>> Start Material for this exercise

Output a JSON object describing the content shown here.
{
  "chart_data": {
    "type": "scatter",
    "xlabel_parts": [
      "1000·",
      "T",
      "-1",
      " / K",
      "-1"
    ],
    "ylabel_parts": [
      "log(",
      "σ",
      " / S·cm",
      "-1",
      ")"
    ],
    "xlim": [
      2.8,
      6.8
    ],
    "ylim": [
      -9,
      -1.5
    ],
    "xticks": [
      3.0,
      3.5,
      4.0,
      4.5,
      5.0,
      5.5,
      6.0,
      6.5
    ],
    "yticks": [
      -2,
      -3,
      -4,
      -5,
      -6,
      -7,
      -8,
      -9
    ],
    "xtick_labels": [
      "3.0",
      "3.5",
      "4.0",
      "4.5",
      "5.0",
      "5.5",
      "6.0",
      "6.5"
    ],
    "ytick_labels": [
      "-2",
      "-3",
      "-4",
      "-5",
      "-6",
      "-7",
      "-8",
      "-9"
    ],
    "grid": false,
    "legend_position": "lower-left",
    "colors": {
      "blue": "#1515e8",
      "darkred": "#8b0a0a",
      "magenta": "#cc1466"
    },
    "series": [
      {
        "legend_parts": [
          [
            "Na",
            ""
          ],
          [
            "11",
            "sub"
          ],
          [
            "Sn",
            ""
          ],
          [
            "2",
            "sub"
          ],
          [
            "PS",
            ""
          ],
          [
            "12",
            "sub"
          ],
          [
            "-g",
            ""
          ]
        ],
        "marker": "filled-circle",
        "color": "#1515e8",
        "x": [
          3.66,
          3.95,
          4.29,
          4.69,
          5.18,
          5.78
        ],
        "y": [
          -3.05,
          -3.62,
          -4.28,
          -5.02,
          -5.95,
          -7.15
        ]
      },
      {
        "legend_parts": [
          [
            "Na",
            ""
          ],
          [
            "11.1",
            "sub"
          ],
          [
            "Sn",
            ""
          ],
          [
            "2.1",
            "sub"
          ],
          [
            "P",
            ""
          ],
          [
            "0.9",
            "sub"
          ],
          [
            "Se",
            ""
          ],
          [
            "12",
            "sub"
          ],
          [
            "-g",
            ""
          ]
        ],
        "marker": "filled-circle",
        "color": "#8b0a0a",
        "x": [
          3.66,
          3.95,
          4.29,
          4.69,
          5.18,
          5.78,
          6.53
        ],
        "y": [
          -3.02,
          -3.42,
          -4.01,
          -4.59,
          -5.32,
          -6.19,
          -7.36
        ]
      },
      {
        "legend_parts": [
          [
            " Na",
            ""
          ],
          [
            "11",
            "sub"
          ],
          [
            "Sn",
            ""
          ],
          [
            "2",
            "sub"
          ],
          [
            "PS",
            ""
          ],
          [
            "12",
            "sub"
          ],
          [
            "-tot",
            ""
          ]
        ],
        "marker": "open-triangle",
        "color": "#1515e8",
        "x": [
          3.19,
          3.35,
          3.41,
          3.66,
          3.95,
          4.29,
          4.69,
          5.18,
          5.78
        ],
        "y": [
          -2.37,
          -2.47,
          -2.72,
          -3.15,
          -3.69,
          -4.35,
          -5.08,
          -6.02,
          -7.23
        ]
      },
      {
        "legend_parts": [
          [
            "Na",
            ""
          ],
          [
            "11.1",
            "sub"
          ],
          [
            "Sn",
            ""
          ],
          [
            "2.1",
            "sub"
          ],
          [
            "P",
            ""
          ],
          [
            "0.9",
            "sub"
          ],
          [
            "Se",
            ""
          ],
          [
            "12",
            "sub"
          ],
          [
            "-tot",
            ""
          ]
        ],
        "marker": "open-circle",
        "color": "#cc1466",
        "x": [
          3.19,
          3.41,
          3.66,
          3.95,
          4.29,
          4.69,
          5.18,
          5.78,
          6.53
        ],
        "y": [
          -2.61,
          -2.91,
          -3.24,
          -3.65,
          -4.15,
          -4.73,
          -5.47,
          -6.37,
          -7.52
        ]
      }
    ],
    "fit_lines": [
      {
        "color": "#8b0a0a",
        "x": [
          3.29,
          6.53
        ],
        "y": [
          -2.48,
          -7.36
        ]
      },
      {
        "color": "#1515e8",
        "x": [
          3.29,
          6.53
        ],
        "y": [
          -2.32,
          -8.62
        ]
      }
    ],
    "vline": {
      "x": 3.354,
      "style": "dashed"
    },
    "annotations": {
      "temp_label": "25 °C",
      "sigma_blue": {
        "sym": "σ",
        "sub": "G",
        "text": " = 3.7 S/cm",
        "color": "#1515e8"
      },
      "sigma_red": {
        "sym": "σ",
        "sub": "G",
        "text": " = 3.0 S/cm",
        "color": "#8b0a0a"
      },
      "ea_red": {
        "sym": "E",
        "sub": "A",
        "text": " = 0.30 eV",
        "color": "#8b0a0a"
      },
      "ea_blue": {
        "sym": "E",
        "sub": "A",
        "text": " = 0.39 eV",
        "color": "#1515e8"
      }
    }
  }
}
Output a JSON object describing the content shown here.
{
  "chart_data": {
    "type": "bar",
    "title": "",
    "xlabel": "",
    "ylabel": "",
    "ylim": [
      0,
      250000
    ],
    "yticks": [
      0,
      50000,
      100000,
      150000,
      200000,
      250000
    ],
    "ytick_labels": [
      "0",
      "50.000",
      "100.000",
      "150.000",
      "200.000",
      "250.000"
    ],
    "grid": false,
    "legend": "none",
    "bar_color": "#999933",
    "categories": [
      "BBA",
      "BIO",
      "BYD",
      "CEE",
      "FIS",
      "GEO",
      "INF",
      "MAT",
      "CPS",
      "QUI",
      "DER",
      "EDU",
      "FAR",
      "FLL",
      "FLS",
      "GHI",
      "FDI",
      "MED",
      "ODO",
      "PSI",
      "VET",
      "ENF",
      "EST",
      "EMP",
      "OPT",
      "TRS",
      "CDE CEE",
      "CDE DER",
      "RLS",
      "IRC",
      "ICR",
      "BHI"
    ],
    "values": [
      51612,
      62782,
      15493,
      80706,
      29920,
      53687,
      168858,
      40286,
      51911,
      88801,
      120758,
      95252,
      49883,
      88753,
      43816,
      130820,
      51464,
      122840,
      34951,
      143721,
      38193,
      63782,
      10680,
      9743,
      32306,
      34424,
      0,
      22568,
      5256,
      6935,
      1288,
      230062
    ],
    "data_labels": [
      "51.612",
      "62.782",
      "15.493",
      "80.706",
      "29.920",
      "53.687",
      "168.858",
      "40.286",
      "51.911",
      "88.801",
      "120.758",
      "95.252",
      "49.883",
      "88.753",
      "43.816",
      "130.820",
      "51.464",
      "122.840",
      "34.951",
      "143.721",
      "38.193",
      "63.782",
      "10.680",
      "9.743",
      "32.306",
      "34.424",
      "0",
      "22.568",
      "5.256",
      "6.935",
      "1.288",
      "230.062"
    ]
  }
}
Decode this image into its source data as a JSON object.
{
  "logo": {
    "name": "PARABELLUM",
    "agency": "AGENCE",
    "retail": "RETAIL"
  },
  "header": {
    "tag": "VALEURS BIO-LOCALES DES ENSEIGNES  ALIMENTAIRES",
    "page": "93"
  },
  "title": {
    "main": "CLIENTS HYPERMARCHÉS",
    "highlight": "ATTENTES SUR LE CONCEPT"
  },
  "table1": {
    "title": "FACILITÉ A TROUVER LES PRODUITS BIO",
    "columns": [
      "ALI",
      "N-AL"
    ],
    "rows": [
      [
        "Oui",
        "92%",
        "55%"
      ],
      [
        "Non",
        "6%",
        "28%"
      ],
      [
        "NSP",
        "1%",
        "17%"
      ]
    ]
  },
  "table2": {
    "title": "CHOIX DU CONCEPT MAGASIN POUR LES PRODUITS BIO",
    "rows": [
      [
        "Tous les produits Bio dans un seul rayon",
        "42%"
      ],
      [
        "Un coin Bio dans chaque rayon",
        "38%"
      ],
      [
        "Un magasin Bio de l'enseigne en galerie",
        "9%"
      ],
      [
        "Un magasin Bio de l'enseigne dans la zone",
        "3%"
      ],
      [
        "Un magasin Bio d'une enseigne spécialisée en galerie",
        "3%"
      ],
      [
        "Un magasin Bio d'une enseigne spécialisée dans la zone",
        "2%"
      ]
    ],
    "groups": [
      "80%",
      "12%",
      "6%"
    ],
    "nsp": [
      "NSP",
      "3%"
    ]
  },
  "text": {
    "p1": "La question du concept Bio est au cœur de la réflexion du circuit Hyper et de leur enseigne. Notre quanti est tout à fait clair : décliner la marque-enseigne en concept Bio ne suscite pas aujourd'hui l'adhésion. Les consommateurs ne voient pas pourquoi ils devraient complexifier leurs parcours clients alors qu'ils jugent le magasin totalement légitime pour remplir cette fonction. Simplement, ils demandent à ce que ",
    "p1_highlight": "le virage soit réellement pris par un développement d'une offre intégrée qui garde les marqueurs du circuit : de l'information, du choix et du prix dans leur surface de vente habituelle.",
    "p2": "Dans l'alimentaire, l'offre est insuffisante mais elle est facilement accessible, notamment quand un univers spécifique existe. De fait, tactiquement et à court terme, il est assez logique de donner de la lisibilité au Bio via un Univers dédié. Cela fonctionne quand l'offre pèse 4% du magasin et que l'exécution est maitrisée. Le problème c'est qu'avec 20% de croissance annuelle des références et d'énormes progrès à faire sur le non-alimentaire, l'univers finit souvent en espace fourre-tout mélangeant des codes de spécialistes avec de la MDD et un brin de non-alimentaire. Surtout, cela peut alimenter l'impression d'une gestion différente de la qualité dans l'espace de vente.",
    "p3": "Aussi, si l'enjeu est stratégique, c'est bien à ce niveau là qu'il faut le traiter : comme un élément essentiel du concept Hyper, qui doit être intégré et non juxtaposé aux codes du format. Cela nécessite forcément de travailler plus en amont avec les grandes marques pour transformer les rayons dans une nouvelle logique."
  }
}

>> End Material for this exercise

Report the number of lines in the entries above that include the string "fait". Give nothing but the number.

2